Requirement
From the entries below, list each line with "Proportion".

[START Records for the task]

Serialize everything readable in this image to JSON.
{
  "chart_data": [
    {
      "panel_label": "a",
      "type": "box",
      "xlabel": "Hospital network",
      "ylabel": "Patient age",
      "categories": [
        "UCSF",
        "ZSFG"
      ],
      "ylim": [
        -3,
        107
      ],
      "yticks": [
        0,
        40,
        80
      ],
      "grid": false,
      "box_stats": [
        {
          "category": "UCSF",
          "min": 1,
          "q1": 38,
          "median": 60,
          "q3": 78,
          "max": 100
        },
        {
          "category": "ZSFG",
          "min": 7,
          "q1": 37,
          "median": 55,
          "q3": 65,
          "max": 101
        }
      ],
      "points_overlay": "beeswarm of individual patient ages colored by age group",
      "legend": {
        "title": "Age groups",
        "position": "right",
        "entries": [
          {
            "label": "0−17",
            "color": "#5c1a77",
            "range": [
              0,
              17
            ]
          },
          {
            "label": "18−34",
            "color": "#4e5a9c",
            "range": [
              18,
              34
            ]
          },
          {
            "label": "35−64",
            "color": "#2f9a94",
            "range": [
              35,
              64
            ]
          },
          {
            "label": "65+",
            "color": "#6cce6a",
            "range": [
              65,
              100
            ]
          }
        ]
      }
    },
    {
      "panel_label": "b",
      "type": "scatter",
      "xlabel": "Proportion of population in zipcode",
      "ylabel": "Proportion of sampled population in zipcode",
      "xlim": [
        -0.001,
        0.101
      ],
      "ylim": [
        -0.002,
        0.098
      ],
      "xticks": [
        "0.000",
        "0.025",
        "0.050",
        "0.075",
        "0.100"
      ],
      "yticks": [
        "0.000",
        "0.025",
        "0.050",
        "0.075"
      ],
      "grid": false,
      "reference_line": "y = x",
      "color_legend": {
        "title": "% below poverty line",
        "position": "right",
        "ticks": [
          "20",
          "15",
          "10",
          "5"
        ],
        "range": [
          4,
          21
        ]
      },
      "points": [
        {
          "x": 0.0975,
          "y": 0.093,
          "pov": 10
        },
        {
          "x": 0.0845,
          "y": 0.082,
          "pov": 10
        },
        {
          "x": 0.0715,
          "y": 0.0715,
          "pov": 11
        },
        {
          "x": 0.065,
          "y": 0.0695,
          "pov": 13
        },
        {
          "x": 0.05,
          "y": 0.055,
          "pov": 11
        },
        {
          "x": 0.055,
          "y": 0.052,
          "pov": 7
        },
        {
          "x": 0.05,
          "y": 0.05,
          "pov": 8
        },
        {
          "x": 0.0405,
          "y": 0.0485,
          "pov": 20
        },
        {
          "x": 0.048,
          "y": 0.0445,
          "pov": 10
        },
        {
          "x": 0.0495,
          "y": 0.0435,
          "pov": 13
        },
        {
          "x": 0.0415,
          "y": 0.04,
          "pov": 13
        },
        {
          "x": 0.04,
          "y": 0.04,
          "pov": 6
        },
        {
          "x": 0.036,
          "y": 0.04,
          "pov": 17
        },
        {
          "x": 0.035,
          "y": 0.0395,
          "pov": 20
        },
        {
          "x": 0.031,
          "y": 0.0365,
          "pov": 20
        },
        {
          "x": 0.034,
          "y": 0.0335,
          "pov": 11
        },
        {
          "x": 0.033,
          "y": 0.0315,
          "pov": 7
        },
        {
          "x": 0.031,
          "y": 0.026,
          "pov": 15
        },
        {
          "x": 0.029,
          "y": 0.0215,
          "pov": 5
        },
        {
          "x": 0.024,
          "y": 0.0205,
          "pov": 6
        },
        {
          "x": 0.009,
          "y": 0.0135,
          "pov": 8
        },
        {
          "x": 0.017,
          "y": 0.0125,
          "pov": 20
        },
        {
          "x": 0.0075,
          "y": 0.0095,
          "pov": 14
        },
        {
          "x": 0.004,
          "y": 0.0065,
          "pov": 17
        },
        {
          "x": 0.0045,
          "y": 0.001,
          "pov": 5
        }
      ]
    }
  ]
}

[END Records for the task]

The solution
      "xlabel": "Proportion of population in zipcode",
      "ylabel": "Proportion of sampled population in zipcode",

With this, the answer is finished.